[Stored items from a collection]
----------------
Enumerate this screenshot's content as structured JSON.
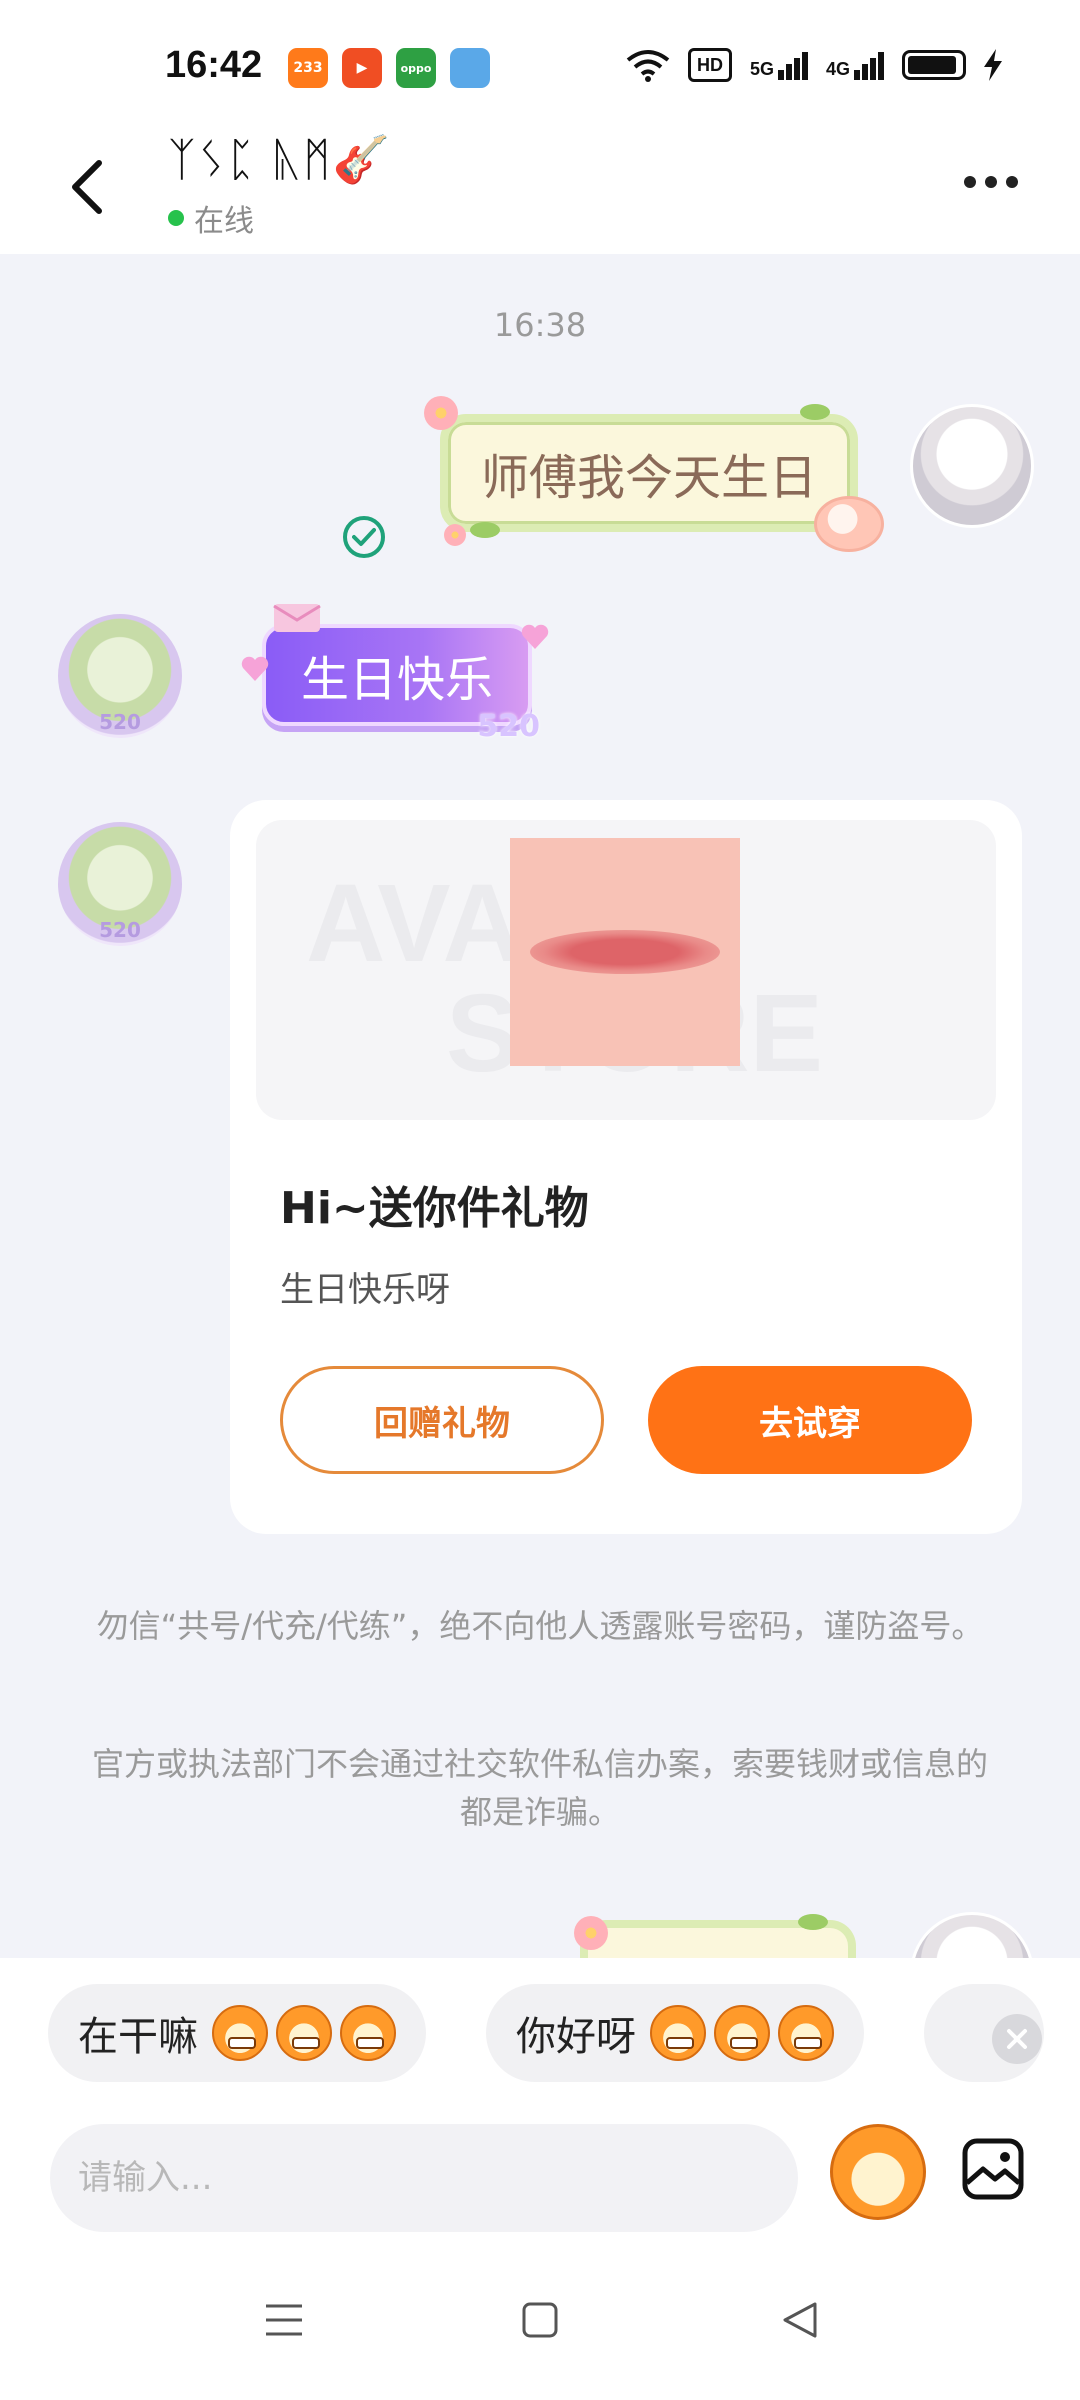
{
  "status_bar": {
    "time": "16:42",
    "apps": [
      {
        "name": "233-app-icon",
        "label": "233",
        "color": "#ff7a1a"
      },
      {
        "name": "video-app-icon",
        "label": "▶",
        "color": "#f04e23"
      },
      {
        "name": "oppo-app-icon",
        "label": "oppo",
        "color": "#2ea043"
      },
      {
        "name": "game-app-icon",
        "label": "",
        "color": "#5aa8e8"
      }
    ],
    "hd_label": "HD",
    "signal_5g": "5G",
    "signal_4g": "4G"
  },
  "header": {
    "contact_name": "ᛉᛊᛈ ᚣᛗ🎸",
    "presence": "在线"
  },
  "chat": {
    "timestamp": "16:38",
    "my_message": "师傅我今天生日",
    "sticker_text": "生日快乐",
    "sticker_number": "520",
    "avatar_badge": "520",
    "gift_card": {
      "watermark_top": "AVATAR",
      "watermark_bottom": "STORE",
      "title": "Hi~送你件礼物",
      "subtitle": "生日快乐呀",
      "return_button": "回赠礼物",
      "try_button": "去试穿"
    },
    "notice_1": "勿信“共号/代充/代练”，绝不向他人透露账号密码，谨防盗号。",
    "notice_2": "官方或执法部门不会通过社交软件私信办案，索要钱财或信息的都是诈骗。"
  },
  "quick_replies": [
    {
      "text": "在干嘛"
    },
    {
      "text": "你好呀"
    }
  ],
  "input": {
    "placeholder": "请输入..."
  },
  "colors": {
    "accent_orange": "#ff7215",
    "online_green": "#27c24c",
    "read_green": "#1fa27a",
    "chat_background": "#f2f3f9"
  }
}
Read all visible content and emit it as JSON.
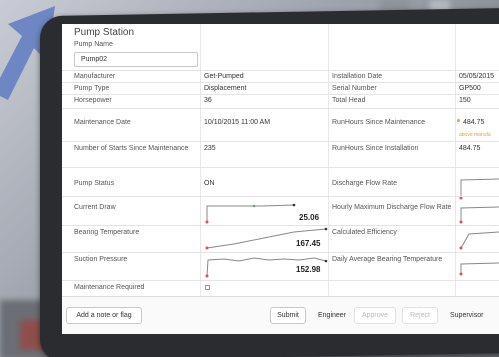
{
  "header": {
    "title": "Pump Station"
  },
  "pump_name": {
    "label": "Pump Name",
    "value": "Pump02"
  },
  "rows": [
    {
      "l1": "Manufacturer",
      "v1": "Get-Pumped",
      "l2": "Installation Date",
      "v2": "05/05/2015"
    },
    {
      "l1": "Pump Type",
      "v1": "Displacement",
      "l2": "Serial Number",
      "v2": "GP500"
    },
    {
      "l1": "Horsepower",
      "v1": "36",
      "l2": "Total Head",
      "v2": "150"
    }
  ],
  "maintenance": {
    "date_label": "Maintenance Date",
    "date_value": "10/10/2015 11:00 AM",
    "runhours_maint_label": "RunHours Since Maintenance",
    "runhours_maint_value": "484.75",
    "runhours_maint_warning": "above manufa",
    "starts_label": "Number of Starts Since Maintenance",
    "starts_value": "235",
    "runhours_install_label": "RunHours Since Installation",
    "runhours_install_value": "484.75"
  },
  "telemetry": {
    "status_label": "Pump Status",
    "status_value": "ON",
    "discharge_label": "Discharge Flow Rate",
    "current_label": "Current Draw",
    "current_value": "25.06",
    "hourly_label": "Hourly Maximum Discharge Flow Rate",
    "bearing_label": "Bearing Temperature",
    "bearing_value": "167.45",
    "efficiency_label": "Calculated Efficiency",
    "suction_label": "Suction Pressure",
    "suction_value": "152.98",
    "daily_label": "Daily Average Bearing Temperature",
    "maint_required_label": "Maintenance Required"
  },
  "footer": {
    "note_button": "Add a note or flag",
    "submit": "Submit",
    "engineer": "Engineer",
    "approve": "Approve",
    "reject": "Reject",
    "supervisor": "Supervisor"
  },
  "colors": {
    "arrow": "#6f86c4",
    "warning": "#e8a23a",
    "spark_start": "#d9534f",
    "spark_end": "#5cb85c"
  }
}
----------------
*Required work:*
Look above for lines with the word "Installation" and copy them all.

*Final result:*
      "l2": "Installation Date",
    "runhours_install_label": "RunHours Since Installation",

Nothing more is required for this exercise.